Problem statement: What number of lines contain the word "JSON"? Reply with the number and nothing else.

Stored rows:
══════════════════════════════
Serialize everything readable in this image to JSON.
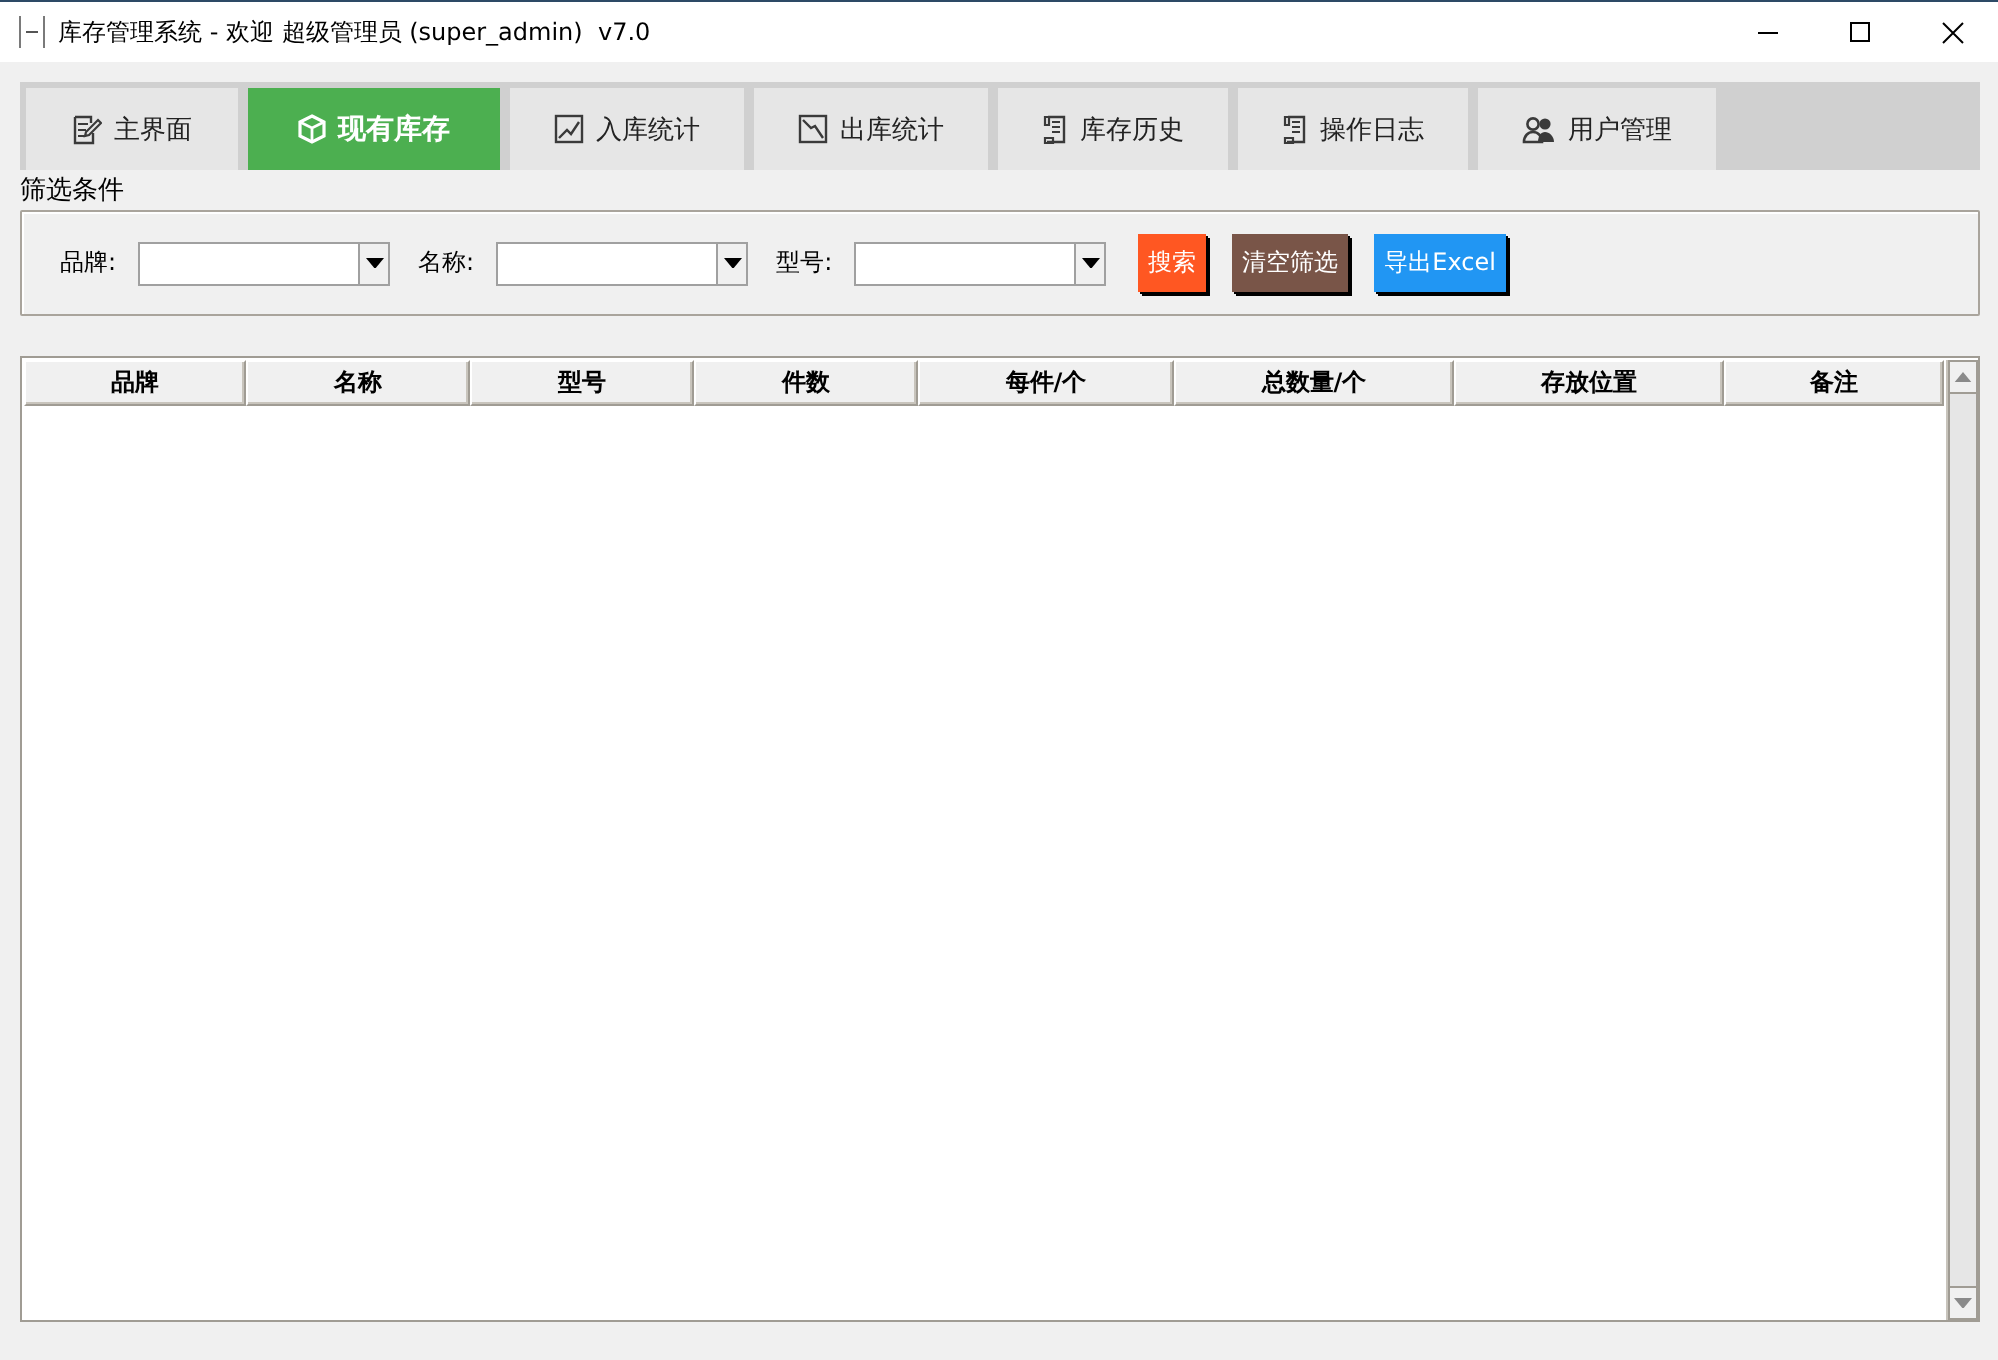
{
  "window": {
    "title": "库存管理系统 - 欢迎 超级管理员 (super_admin)  v7.0"
  },
  "tabs": [
    {
      "label": "主界面",
      "selected": false
    },
    {
      "label": "现有库存",
      "selected": true
    },
    {
      "label": "入库统计",
      "selected": false
    },
    {
      "label": "出库统计",
      "selected": false
    },
    {
      "label": "库存历史",
      "selected": false
    },
    {
      "label": "操作日志",
      "selected": false
    },
    {
      "label": "用户管理",
      "selected": false
    }
  ],
  "filter": {
    "title": "筛选条件",
    "fields": [
      {
        "label": "品牌:"
      },
      {
        "label": "名称:"
      },
      {
        "label": "型号:"
      }
    ],
    "buttons": [
      {
        "label": "搜索",
        "color": "#ff5722"
      },
      {
        "label": "清空筛选",
        "color": "#795548"
      },
      {
        "label": "导出Excel",
        "color": "#2196f3"
      }
    ]
  },
  "table": {
    "columns": [
      "品牌",
      "名称",
      "型号",
      "件数",
      "每件/个",
      "总数量/个",
      "存放位置",
      "备注"
    ]
  }
}
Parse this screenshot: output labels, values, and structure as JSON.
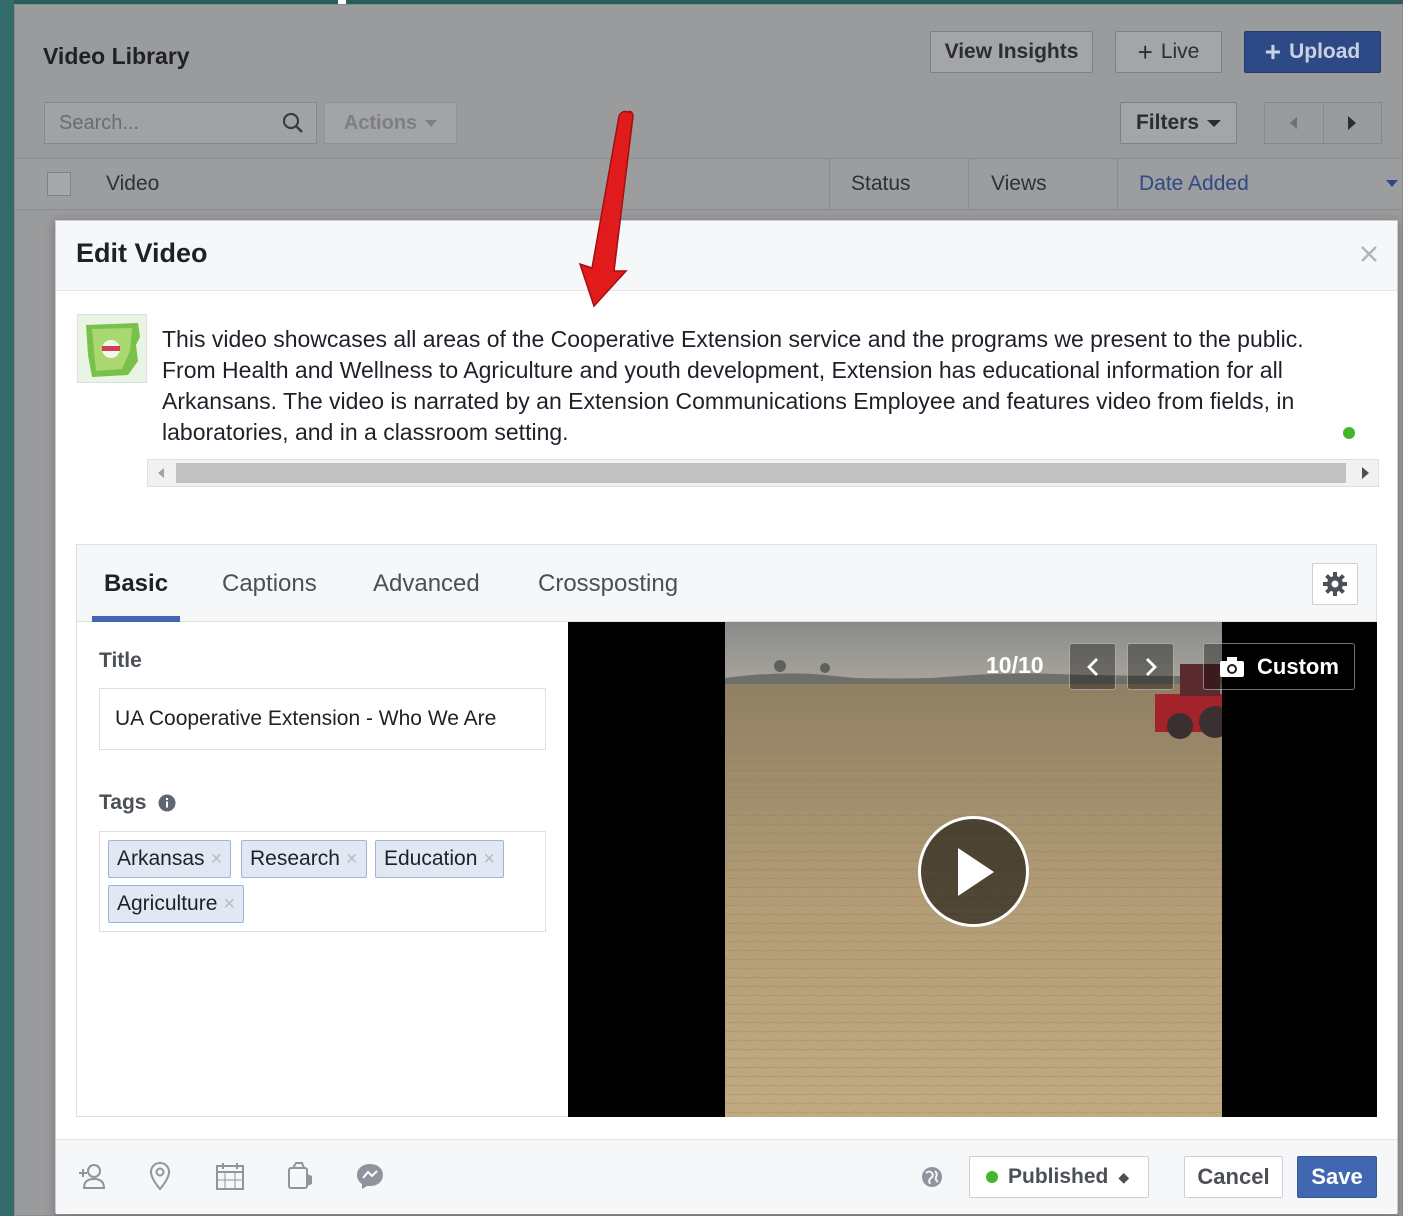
{
  "library": {
    "title": "Video Library",
    "buttons": {
      "insights": "View Insights",
      "live": "Live",
      "upload": "Upload"
    },
    "search": {
      "placeholder": "Search..."
    },
    "actions_label": "Actions",
    "filters_label": "Filters",
    "columns": [
      "Video",
      "Status",
      "Views",
      "Date Added"
    ],
    "sort_active": "Date Added"
  },
  "modal": {
    "title": "Edit Video",
    "description": "This video showcases all areas of the Cooperative Extension service and the programs we present to the public. From Health and Wellness to Agriculture and youth development, Extension has educational information for all Arkansans. The video is narrated by an Extension Communications Employee and features video from fields, in laboratories, and in a classroom setting.",
    "tabs": [
      {
        "label": "Basic",
        "active": true
      },
      {
        "label": "Captions",
        "active": false
      },
      {
        "label": "Advanced",
        "active": false
      },
      {
        "label": "Crossposting",
        "active": false
      }
    ],
    "form": {
      "title_label": "Title",
      "title_value": "UA Cooperative Extension - Who We Are",
      "tags_label": "Tags",
      "tags": [
        "Arkansas",
        "Research",
        "Education",
        "Agriculture"
      ],
      "tag_remove_glyph": "×"
    },
    "player": {
      "thumbnail_counter": "10/10",
      "custom_label": "Custom"
    },
    "footer": {
      "privacy": "Published",
      "cancel": "Cancel",
      "save": "Save"
    }
  },
  "icons": {
    "footer": [
      "tag-people-icon",
      "location-icon",
      "calendar-icon",
      "feeling-icon",
      "messenger-icon"
    ],
    "privacy": "globe-icon"
  },
  "colors": {
    "accent": "#4267b2",
    "status_green": "#42b72a",
    "annotation_arrow": "#e11b1b"
  }
}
══════════════════════════════
Answer for the task: 2